── Recorded data
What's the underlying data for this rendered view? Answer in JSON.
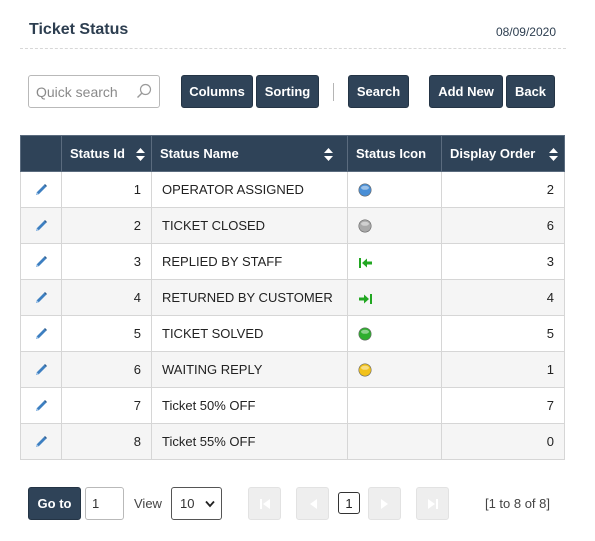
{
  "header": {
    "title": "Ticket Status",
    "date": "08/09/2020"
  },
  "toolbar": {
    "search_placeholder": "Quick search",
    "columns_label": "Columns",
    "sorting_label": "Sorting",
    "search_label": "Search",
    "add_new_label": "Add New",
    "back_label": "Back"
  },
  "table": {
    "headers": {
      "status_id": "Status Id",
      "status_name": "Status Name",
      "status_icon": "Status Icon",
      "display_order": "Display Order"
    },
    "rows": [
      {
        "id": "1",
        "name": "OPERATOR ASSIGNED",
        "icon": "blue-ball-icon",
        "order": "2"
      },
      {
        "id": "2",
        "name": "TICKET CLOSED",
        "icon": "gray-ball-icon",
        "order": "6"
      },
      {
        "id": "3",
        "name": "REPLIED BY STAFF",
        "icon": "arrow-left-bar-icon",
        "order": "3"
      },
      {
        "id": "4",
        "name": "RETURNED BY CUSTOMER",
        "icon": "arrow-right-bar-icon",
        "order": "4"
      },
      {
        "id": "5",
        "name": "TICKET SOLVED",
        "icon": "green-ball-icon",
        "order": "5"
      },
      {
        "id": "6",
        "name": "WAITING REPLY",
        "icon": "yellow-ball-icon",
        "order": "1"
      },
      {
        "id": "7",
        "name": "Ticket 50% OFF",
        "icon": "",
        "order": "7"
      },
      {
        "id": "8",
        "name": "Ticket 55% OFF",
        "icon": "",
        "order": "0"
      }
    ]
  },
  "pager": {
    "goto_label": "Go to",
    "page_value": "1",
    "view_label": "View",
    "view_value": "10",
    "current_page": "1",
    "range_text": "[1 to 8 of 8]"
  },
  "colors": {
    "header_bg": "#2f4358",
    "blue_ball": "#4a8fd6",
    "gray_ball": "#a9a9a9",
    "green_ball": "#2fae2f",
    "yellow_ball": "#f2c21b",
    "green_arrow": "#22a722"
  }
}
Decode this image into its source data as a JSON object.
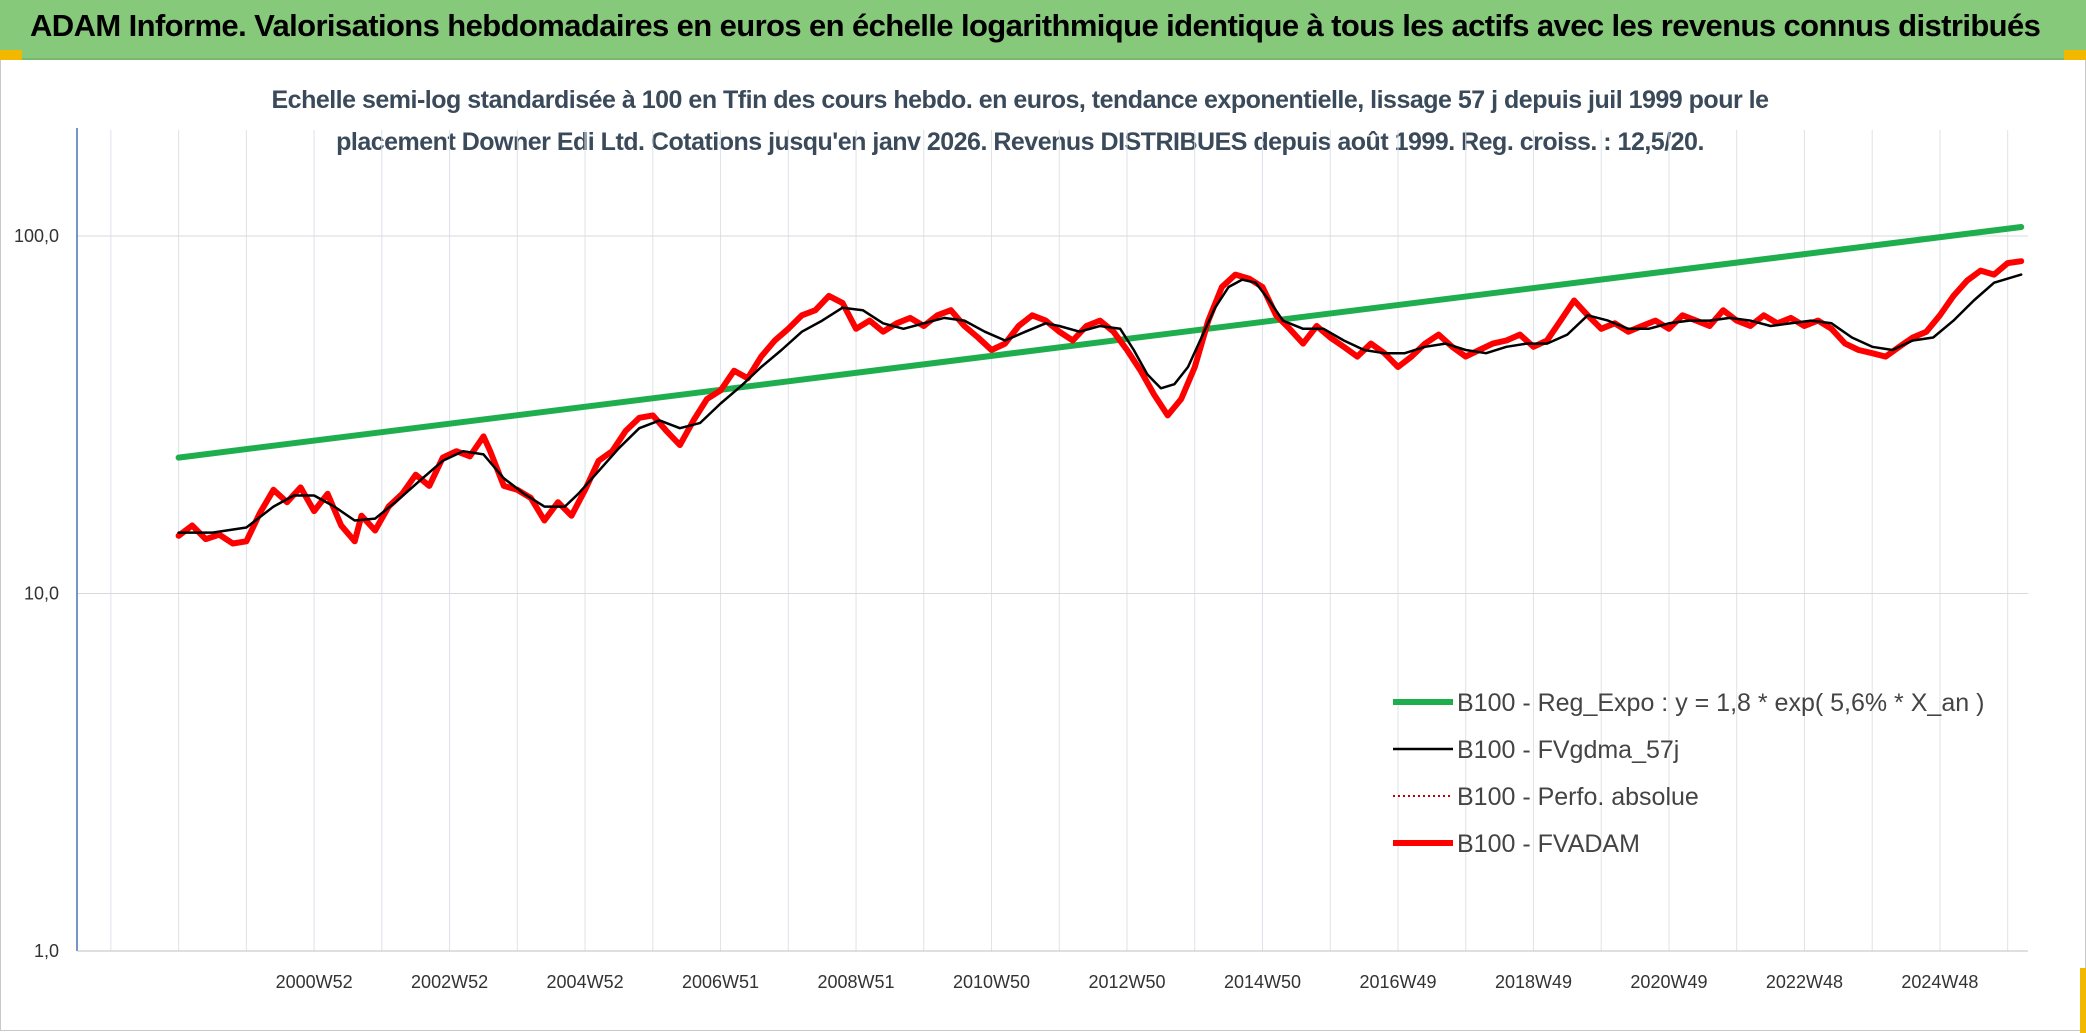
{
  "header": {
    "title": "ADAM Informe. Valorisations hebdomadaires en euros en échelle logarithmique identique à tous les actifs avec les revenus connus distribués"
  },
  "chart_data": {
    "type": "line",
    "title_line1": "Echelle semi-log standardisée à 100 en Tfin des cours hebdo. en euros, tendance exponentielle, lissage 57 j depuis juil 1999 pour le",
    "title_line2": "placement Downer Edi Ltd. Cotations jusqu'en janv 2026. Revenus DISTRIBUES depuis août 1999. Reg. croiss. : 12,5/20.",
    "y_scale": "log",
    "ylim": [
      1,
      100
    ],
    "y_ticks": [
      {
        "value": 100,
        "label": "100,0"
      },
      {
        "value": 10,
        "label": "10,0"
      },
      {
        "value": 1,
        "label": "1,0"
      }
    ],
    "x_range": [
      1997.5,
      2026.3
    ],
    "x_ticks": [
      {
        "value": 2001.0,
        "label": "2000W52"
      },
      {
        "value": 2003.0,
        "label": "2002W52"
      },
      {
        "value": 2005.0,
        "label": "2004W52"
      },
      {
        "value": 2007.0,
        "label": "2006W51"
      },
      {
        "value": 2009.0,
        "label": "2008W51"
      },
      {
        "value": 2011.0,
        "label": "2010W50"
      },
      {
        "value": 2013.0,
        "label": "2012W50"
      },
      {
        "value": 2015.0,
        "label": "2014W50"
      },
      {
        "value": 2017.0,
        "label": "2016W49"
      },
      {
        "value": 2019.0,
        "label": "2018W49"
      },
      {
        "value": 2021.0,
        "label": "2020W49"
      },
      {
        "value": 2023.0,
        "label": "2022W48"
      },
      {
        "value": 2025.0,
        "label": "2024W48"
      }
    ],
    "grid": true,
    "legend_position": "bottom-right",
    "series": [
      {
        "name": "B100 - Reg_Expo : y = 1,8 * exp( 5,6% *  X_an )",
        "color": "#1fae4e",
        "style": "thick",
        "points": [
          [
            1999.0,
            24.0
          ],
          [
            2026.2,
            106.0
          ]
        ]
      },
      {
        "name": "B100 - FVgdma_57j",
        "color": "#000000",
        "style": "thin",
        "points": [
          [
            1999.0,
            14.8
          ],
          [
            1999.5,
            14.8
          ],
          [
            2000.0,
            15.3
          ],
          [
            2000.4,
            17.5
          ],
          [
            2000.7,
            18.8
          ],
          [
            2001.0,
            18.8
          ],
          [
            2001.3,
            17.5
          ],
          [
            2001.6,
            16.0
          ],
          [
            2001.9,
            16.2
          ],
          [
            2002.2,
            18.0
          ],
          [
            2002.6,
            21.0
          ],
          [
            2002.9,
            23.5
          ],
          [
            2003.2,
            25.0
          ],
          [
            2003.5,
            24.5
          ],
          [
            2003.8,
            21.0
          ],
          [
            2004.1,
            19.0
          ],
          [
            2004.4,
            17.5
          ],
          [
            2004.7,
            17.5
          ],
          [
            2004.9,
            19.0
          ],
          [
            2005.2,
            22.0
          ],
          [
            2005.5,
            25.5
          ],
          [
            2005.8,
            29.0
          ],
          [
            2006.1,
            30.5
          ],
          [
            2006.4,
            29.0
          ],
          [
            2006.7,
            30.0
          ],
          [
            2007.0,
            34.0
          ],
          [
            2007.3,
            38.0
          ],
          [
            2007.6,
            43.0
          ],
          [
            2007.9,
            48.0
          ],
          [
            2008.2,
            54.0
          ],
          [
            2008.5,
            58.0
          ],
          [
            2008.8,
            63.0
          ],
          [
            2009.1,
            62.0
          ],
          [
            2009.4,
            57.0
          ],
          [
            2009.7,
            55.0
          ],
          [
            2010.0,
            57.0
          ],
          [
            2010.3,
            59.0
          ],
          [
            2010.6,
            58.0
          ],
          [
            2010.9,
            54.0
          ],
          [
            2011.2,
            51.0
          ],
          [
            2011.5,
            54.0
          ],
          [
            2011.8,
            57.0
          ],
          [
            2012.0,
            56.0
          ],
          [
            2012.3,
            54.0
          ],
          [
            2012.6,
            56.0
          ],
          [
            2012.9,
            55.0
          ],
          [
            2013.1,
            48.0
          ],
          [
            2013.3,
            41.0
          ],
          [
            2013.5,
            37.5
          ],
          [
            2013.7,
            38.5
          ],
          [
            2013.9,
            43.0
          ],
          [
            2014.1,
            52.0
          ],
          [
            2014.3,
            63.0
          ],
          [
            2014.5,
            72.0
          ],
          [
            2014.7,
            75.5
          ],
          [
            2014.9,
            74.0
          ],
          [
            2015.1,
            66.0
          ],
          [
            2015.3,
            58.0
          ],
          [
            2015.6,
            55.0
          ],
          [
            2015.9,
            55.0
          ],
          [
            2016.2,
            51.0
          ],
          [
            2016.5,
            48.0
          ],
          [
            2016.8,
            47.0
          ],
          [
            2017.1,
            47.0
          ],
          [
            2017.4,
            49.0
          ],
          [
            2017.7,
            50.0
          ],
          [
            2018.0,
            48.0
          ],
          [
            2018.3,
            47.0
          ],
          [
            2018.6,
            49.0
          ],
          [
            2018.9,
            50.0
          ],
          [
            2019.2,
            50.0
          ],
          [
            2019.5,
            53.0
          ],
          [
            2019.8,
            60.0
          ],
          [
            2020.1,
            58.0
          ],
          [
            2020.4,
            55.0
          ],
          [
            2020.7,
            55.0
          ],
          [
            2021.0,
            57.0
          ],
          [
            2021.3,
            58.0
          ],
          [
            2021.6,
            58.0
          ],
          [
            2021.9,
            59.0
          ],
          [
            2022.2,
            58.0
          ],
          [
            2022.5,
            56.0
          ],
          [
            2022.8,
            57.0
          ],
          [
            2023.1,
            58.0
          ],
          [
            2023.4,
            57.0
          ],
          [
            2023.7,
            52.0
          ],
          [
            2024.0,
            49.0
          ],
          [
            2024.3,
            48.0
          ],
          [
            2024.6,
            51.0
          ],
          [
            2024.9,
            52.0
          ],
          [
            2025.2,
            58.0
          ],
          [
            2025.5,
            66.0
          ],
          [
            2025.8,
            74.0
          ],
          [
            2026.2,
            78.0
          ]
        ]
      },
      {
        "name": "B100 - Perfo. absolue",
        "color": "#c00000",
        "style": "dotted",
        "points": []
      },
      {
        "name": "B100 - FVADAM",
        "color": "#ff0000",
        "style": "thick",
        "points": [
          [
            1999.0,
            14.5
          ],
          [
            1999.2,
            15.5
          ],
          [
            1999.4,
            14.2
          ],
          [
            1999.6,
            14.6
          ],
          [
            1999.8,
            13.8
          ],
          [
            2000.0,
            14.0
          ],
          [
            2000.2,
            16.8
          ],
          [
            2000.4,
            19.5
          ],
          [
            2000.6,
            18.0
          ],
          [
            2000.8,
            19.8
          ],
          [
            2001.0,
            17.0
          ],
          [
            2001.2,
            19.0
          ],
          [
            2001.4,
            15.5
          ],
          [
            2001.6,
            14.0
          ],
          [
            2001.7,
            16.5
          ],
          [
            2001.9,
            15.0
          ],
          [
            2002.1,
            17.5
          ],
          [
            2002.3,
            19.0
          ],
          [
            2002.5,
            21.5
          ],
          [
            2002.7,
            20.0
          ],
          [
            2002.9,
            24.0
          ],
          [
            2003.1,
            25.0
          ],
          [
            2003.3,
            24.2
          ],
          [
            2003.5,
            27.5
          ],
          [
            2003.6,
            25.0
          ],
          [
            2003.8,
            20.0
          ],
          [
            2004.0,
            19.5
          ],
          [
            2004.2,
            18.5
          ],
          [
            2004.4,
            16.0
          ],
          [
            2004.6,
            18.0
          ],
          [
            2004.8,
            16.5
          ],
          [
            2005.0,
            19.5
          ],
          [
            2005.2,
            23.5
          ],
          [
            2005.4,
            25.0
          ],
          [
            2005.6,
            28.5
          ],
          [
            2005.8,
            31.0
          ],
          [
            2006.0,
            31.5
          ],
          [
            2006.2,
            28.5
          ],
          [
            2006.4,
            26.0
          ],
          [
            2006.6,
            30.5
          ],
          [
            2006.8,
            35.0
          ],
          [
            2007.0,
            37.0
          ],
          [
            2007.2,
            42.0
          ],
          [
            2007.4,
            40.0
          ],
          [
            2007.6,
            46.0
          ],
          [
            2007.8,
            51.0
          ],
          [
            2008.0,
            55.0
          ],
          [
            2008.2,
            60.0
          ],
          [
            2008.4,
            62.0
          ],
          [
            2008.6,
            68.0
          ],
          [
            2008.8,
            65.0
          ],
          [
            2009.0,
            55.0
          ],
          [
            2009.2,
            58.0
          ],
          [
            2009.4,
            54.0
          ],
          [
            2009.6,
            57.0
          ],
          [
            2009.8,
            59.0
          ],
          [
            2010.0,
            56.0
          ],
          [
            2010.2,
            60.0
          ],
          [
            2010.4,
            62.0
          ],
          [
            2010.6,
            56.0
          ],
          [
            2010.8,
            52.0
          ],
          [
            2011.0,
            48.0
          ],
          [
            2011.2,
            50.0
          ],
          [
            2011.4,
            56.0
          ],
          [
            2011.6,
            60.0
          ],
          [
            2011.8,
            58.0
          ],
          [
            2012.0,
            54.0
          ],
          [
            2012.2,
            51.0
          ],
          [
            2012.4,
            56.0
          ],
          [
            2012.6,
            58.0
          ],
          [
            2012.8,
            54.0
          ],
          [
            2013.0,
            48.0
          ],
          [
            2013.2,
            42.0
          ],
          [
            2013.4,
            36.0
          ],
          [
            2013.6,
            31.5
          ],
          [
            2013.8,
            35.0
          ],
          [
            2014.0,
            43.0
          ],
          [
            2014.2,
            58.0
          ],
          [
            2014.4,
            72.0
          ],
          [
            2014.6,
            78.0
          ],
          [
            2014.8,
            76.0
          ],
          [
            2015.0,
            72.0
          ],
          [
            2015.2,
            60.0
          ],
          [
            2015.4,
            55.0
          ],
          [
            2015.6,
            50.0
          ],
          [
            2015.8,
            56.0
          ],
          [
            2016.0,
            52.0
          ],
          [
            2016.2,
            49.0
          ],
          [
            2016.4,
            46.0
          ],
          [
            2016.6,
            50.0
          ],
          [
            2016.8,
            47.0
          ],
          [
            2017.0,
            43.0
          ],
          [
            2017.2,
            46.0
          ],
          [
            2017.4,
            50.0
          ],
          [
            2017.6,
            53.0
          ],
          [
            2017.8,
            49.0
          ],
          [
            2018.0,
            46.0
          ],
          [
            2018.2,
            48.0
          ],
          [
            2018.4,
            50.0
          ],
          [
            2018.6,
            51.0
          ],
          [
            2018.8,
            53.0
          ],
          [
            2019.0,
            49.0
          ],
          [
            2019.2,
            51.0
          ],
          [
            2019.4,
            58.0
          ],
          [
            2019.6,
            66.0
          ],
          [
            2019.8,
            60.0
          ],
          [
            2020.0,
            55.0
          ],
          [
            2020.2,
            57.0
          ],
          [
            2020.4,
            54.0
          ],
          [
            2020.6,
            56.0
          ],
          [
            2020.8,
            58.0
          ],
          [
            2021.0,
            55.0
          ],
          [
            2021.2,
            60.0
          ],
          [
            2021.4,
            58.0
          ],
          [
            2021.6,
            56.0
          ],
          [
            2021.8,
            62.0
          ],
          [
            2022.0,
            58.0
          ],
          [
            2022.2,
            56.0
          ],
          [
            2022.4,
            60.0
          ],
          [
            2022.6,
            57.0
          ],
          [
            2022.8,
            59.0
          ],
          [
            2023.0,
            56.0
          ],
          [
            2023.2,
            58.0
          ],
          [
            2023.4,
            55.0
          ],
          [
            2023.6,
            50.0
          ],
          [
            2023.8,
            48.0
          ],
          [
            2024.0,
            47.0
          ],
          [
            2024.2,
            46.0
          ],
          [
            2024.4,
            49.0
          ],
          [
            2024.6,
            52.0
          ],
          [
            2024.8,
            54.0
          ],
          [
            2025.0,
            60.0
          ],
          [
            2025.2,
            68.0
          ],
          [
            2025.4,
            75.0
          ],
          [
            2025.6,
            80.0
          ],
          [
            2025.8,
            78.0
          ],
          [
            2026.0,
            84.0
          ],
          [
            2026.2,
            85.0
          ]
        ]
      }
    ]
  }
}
────
> Exercise instructions: Across the material above, how many lines include the string "style"? Only the number is wanted.

> Reply: 4